■ Task
Pick out every line in the data below that holds "RESISTOR".
----
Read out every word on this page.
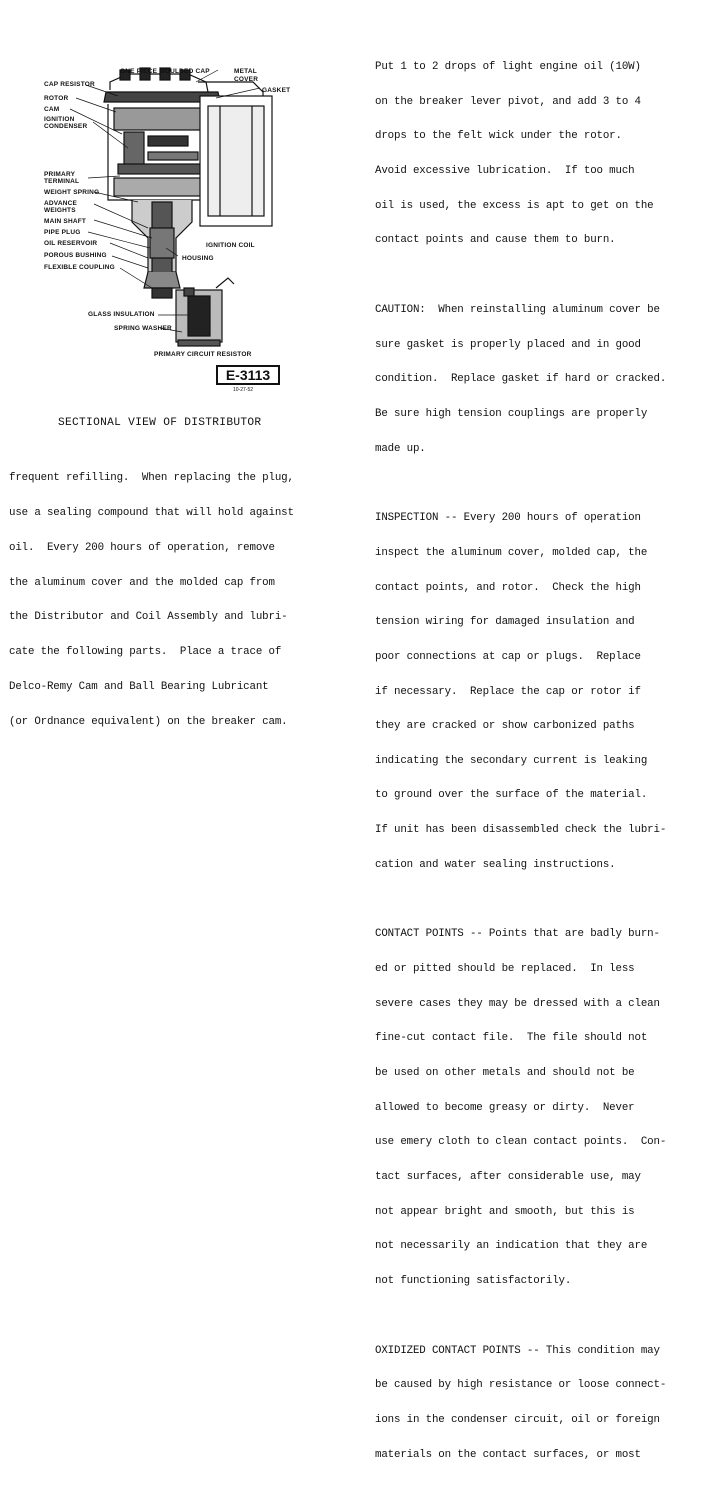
ONE PIECE MOULDED CAP	METAL
COVER
CAP RESISTOR
GASKET
ROTOR
CAM
IGNITION
CONDENSER
PRIMARY
TERMINAL
WEIGHT SPRING
ADVANCE
WEIGHTS
MAIN SHAFT
PIPE PLUG
OIL RESERVOIR
POROUS BUSHING
FLEXIBLE COUPLING
IGNITION COIL
HOUSING
GLASS INSULATION
SPRING WASHER
PRIMARY CIRCUIT RESISTOR
E-3113
10-27-52
SECTIONAL VIEW OF DISTRIBUTOR

frequent refilling.  When replacing the plug,

use a sealing compound that will hold against

oil.  Every 200 hours of operation, remove

the aluminum cover and the molded cap from

the Distributor and Coil Assembly and lubri-

cate the following parts.  Place a trace of

Delco-Remy Cam and Ball Bearing Lubricant

(or Ordnance equivalent) on the breaker cam.

Put 1 to 2 drops of light engine oil (10W)

on the breaker lever pivot, and add 3 to 4

drops to the felt wick under the rotor.

Avoid excessive lubrication.  If too much

oil is used, the excess is apt to get on the

contact points and cause them to burn.

CAUTION:  When reinstalling aluminum cover be

sure gasket is properly placed and in good

condition.  Replace gasket if hard or cracked.

Be sure high tension couplings are properly

made up.

INSPECTION -- Every 200 hours of operation

inspect the aluminum cover, molded cap, the

contact points, and rotor.  Check the high

tension wiring for damaged insulation and

poor connections at cap or plugs.  Replace

if necessary.  Replace the cap or rotor if

they are cracked or show carbonized paths

indicating the secondary current is leaking

to ground over the surface of the material.

If unit has been disassembled check the lubri-

cation and water sealing instructions.

CONTACT POINTS -- Points that are badly burn-

ed or pitted should be replaced.  In less

severe cases they may be dressed with a clean

fine-cut contact file.  The file should not

be used on other metals and should not be

allowed to become greasy or dirty.  Never

use emery cloth to clean contact points.  Con-

tact surfaces, after considerable use, may

not appear bright and smooth, but this is

not necessarily an indication that they are

not functioning satisfactorily.

OXIDIZED CONTACT POINTS -- This condition may

be caused by high resistance or loose connect-

ions in the condenser circuit, oil or foreign

materials on the contact surfaces, or most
----
■ Response for this exercise
CAP RESISTOR
PRIMARY CIRCUIT RESISTOR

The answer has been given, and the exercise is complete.